**Data:**
start
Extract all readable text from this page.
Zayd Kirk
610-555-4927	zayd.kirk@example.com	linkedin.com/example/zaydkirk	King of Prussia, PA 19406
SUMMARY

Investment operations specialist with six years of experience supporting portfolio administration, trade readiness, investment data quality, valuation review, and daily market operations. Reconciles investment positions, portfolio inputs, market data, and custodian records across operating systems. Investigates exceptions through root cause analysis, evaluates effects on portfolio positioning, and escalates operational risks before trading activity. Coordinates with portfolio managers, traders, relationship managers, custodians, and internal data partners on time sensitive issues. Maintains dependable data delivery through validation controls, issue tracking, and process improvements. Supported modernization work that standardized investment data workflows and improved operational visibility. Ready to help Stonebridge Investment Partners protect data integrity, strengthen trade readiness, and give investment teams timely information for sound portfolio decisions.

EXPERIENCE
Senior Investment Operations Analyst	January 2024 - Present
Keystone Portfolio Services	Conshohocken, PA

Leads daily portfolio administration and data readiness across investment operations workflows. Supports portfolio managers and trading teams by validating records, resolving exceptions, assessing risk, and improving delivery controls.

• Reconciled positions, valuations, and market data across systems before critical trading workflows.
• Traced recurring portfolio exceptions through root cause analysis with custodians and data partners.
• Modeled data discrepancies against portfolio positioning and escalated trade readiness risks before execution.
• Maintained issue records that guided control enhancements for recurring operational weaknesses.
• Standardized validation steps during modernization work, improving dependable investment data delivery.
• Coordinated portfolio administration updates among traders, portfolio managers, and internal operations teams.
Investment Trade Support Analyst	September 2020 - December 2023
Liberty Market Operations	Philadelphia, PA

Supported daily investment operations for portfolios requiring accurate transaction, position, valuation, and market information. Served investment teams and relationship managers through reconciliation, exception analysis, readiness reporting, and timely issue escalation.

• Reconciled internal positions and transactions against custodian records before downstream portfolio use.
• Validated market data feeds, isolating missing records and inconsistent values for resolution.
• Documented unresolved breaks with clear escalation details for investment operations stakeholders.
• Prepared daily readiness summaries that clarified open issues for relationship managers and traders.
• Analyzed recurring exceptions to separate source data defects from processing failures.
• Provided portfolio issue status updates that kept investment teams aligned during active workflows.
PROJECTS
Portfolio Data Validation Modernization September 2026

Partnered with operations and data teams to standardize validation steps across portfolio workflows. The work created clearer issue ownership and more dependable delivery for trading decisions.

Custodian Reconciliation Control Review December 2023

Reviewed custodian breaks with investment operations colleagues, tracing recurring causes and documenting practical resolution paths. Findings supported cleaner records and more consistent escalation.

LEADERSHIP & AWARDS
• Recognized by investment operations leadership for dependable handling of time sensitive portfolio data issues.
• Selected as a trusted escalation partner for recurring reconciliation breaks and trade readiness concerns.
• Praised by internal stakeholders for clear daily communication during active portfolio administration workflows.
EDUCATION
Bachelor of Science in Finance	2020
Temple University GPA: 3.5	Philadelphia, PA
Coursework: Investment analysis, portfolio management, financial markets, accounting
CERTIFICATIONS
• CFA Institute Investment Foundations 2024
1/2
end
**Problem:**
Pull out each line containing the word "against" and copy it.

**Result for this exercise:**
• Modeled data discrepancies against portfolio positioning and escalated trade readiness risks before execution.
• Reconciled internal positions and transactions against custodian records before downstream portfolio use.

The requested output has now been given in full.